───── Listing ─────
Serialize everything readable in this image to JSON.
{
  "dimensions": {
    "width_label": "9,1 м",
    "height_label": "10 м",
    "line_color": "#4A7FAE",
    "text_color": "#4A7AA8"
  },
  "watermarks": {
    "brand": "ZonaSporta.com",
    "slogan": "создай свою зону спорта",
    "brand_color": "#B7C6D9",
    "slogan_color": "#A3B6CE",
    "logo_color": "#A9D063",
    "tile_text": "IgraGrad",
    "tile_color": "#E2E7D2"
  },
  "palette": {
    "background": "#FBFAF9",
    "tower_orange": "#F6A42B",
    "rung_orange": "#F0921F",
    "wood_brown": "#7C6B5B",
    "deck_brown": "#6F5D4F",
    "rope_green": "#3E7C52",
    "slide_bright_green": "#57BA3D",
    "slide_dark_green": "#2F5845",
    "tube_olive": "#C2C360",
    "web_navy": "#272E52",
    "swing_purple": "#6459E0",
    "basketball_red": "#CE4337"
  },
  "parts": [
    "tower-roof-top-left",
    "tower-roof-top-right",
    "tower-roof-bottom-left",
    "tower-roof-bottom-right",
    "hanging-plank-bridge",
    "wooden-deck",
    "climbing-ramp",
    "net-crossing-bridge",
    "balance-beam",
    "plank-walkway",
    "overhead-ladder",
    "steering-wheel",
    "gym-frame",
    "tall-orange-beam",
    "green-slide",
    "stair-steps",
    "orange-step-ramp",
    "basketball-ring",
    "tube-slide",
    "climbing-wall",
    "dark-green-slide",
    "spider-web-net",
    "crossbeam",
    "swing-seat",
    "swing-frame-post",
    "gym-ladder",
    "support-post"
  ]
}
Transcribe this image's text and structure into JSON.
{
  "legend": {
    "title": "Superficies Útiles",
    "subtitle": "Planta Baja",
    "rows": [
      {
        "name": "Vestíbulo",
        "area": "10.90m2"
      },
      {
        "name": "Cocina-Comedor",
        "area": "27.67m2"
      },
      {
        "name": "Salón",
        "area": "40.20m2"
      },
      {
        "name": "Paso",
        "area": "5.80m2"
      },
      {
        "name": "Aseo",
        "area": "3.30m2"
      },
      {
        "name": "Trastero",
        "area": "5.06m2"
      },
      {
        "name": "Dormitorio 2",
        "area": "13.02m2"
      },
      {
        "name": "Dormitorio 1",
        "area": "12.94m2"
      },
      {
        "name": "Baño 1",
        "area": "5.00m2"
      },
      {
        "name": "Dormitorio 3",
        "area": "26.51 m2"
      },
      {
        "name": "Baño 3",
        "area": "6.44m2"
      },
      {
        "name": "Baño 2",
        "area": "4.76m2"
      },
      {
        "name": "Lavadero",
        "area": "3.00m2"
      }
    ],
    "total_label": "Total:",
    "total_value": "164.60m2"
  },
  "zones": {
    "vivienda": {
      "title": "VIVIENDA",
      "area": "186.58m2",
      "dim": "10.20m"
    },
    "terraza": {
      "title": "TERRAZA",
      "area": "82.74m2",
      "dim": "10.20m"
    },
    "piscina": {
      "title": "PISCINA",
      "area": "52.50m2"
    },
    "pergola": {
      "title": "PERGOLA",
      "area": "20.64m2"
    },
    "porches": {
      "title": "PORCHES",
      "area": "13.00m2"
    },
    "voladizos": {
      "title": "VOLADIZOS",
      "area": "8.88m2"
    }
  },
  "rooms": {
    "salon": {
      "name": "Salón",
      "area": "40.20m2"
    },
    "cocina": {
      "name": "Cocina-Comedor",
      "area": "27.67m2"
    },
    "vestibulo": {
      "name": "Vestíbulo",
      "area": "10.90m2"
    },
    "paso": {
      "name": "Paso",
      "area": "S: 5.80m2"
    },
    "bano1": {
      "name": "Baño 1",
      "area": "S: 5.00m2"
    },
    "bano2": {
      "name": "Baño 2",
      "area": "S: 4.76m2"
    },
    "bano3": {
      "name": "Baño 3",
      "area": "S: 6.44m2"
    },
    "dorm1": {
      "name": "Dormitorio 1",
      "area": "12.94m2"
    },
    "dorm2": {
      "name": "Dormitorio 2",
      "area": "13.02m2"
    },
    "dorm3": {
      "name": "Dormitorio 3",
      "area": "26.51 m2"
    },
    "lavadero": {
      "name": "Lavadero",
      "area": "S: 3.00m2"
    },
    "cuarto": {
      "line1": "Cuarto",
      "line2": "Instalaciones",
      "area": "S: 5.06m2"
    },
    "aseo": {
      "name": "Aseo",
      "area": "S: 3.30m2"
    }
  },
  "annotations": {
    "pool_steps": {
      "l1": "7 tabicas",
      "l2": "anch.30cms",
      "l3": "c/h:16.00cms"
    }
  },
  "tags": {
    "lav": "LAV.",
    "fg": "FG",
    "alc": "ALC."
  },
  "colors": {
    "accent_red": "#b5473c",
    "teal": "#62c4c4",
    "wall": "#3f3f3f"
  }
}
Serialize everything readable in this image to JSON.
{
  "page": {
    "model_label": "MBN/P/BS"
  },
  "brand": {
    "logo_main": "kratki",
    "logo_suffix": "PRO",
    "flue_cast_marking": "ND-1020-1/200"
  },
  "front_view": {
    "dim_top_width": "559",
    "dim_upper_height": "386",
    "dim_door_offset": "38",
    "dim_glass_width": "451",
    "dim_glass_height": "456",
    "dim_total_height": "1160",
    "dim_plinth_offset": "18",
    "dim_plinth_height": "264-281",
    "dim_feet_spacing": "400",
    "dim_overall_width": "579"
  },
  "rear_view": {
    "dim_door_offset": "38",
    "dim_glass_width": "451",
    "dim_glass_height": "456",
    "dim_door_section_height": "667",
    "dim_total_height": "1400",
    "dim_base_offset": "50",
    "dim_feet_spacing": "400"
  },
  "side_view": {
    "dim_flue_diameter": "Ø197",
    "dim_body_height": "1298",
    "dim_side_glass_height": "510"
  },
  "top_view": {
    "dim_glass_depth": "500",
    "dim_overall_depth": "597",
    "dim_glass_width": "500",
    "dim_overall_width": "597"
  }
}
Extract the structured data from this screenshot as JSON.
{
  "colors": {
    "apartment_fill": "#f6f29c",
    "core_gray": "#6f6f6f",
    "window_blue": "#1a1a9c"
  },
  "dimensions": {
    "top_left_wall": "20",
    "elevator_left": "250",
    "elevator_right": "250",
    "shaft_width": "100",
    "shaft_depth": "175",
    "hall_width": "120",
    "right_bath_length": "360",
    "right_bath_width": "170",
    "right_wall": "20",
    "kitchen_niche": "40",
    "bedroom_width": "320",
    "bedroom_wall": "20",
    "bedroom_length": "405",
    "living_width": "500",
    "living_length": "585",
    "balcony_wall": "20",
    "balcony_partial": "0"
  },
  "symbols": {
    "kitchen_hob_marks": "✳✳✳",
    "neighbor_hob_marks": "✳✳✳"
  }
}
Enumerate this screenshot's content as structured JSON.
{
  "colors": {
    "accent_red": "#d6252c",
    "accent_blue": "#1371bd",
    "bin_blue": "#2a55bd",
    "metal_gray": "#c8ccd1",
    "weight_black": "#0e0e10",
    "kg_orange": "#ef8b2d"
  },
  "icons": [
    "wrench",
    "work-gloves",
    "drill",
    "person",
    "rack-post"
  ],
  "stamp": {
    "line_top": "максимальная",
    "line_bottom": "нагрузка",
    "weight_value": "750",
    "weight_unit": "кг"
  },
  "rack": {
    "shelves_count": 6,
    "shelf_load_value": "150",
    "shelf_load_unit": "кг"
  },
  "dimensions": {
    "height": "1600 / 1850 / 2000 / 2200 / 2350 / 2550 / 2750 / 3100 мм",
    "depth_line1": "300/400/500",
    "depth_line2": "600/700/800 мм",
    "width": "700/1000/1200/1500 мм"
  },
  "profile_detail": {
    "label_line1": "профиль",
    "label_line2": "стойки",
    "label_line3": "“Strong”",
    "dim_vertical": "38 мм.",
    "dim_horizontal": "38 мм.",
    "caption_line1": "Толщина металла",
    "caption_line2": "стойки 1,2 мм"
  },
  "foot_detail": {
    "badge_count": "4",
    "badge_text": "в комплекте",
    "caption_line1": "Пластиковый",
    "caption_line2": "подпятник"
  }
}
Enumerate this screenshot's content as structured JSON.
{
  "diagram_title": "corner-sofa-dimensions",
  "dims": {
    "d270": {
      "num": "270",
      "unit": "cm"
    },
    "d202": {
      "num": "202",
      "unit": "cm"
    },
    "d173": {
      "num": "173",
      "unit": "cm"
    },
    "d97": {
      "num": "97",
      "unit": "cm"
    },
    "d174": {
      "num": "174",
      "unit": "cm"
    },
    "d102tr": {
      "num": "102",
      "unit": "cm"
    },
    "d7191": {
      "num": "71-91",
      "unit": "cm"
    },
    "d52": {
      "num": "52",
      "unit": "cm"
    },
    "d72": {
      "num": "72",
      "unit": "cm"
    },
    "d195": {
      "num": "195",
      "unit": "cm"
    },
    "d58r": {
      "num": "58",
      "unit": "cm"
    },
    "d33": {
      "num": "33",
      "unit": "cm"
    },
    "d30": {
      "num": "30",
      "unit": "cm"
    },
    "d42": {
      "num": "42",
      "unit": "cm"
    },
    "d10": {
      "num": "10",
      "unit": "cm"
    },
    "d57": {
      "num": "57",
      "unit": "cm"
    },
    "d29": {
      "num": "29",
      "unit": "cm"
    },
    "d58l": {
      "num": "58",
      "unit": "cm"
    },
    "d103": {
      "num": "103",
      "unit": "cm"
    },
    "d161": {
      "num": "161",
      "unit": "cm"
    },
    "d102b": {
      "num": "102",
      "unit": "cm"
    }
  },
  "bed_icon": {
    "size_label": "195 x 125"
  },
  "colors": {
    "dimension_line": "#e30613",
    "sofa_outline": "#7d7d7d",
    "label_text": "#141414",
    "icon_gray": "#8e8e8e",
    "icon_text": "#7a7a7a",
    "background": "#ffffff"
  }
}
─────
#### [Challenge]
Of the lines in the listing above, how many hold the string "background"? Reply with the number only.

#### [Correct response]
2